┌─ Listed records

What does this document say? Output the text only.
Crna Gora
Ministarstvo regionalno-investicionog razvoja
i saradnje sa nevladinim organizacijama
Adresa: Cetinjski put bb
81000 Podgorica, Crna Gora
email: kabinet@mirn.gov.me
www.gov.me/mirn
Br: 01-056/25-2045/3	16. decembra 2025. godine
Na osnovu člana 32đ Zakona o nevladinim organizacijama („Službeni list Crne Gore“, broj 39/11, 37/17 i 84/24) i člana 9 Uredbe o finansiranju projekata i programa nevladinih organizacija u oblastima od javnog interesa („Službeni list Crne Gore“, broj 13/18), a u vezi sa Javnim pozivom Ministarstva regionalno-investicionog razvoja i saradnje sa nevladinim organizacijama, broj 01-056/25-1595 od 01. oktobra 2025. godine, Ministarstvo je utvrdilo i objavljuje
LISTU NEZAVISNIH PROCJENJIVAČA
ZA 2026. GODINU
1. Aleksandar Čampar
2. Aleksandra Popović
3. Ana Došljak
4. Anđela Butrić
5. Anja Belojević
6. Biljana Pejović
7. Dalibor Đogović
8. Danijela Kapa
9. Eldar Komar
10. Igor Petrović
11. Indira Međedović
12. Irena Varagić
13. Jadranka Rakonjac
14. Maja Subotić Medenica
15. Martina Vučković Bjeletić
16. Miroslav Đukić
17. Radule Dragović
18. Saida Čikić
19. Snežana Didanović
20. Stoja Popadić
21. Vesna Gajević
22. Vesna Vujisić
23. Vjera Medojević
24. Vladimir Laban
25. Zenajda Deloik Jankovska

└─

§ To do:
Each line containing the word "godine" counts once; say how many such lines there are, giving only the number.

§ Written answer:
2